— Start of MATERIAL PROVIDED —

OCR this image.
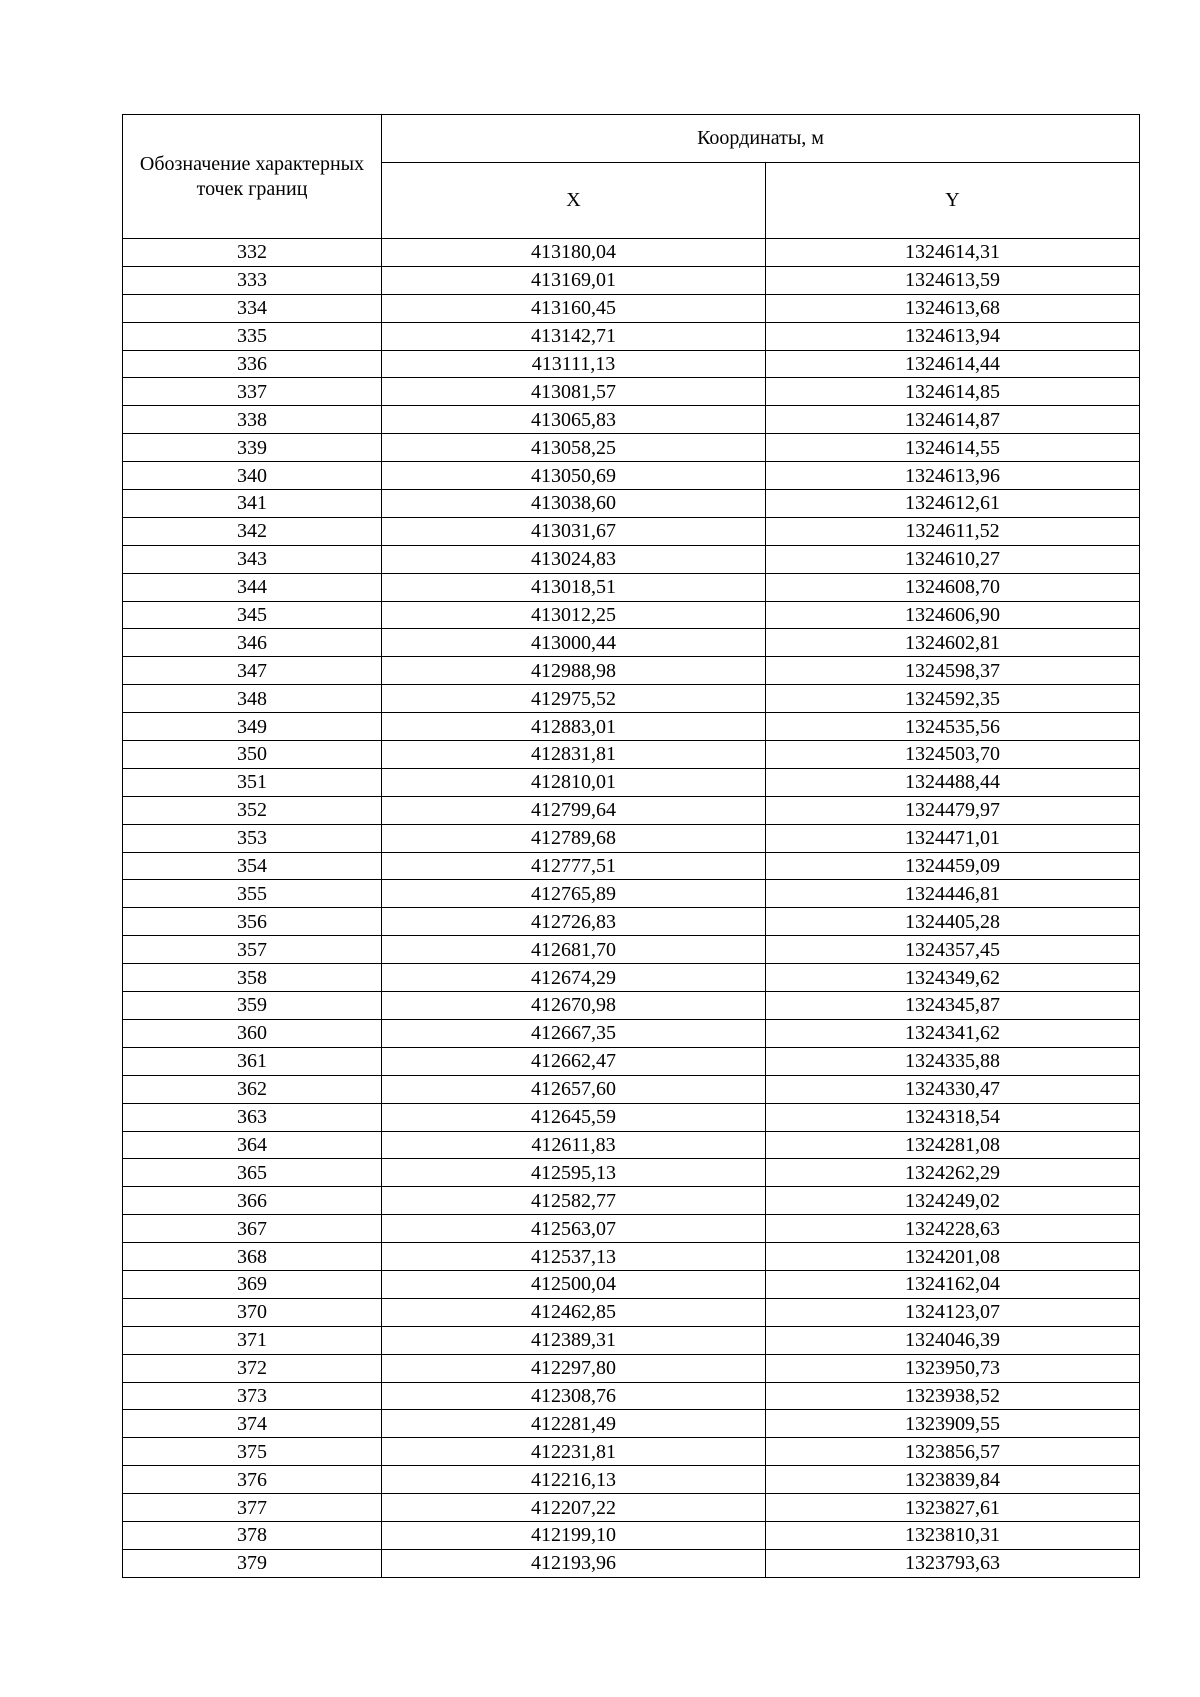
Обозначение характерных точек границ	Координаты, м	
	X	Y
332	413180,04	1324614,31
333	413169,01	1324613,59
334	413160,45	1324613,68
335	413142,71	1324613,94
336	413111,13	1324614,44
337	413081,57	1324614,85
338	413065,83	1324614,87
339	413058,25	1324614,55
340	413050,69	1324613,96
341	413038,60	1324612,61
342	413031,67	1324611,52
343	413024,83	1324610,27
344	413018,51	1324608,70
345	413012,25	1324606,90
346	413000,44	1324602,81
347	412988,98	1324598,37
348	412975,52	1324592,35
349	412883,01	1324535,56
350	412831,81	1324503,70
351	412810,01	1324488,44
352	412799,64	1324479,97
353	412789,68	1324471,01
354	412777,51	1324459,09
355	412765,89	1324446,81
356	412726,83	1324405,28
357	412681,70	1324357,45
358	412674,29	1324349,62
359	412670,98	1324345,87
360	412667,35	1324341,62
361	412662,47	1324335,88
362	412657,60	1324330,47
363	412645,59	1324318,54
364	412611,83	1324281,08
365	412595,13	1324262,29
366	412582,77	1324249,02
367	412563,07	1324228,63
368	412537,13	1324201,08
369	412500,04	1324162,04
370	412462,85	1324123,07
371	412389,31	1324046,39
372	412297,80	1323950,73
373	412308,76	1323938,52
374	412281,49	1323909,55
375	412231,81	1323856,57
376	412216,13	1323839,84
377	412207,22	1323827,61
378	412199,10	1323810,31
379	412193,96	1323793,63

— End of MATERIAL PROVIDED —

Take the listing and print it again exactly, but without any pictures.

### WRITTEN RESPONSE
OCR this image.
Обозначение характерных точек границ	Координаты, м	
	X	Y
332	413180,04	1324614,31
333	413169,01	1324613,59
334	413160,45	1324613,68
335	413142,71	1324613,94
336	413111,13	1324614,44
337	413081,57	1324614,85
338	413065,83	1324614,87
339	413058,25	1324614,55
340	413050,69	1324613,96
341	413038,60	1324612,61
342	413031,67	1324611,52
343	413024,83	1324610,27
344	413018,51	1324608,70
345	413012,25	1324606,90
346	413000,44	1324602,81
347	412988,98	1324598,37
348	412975,52	1324592,35
349	412883,01	1324535,56
350	412831,81	1324503,70
351	412810,01	1324488,44
352	412799,64	1324479,97
353	412789,68	1324471,01
354	412777,51	1324459,09
355	412765,89	1324446,81
356	412726,83	1324405,28
357	412681,70	1324357,45
358	412674,29	1324349,62
359	412670,98	1324345,87
360	412667,35	1324341,62
361	412662,47	1324335,88
362	412657,60	1324330,47
363	412645,59	1324318,54
364	412611,83	1324281,08
365	412595,13	1324262,29
366	412582,77	1324249,02
367	412563,07	1324228,63
368	412537,13	1324201,08
369	412500,04	1324162,04
370	412462,85	1324123,07
371	412389,31	1324046,39
372	412297,80	1323950,73
373	412308,76	1323938,52
374	412281,49	1323909,55
375	412231,81	1323856,57
376	412216,13	1323839,84
377	412207,22	1323827,61
378	412199,10	1323810,31
379	412193,96	1323793,63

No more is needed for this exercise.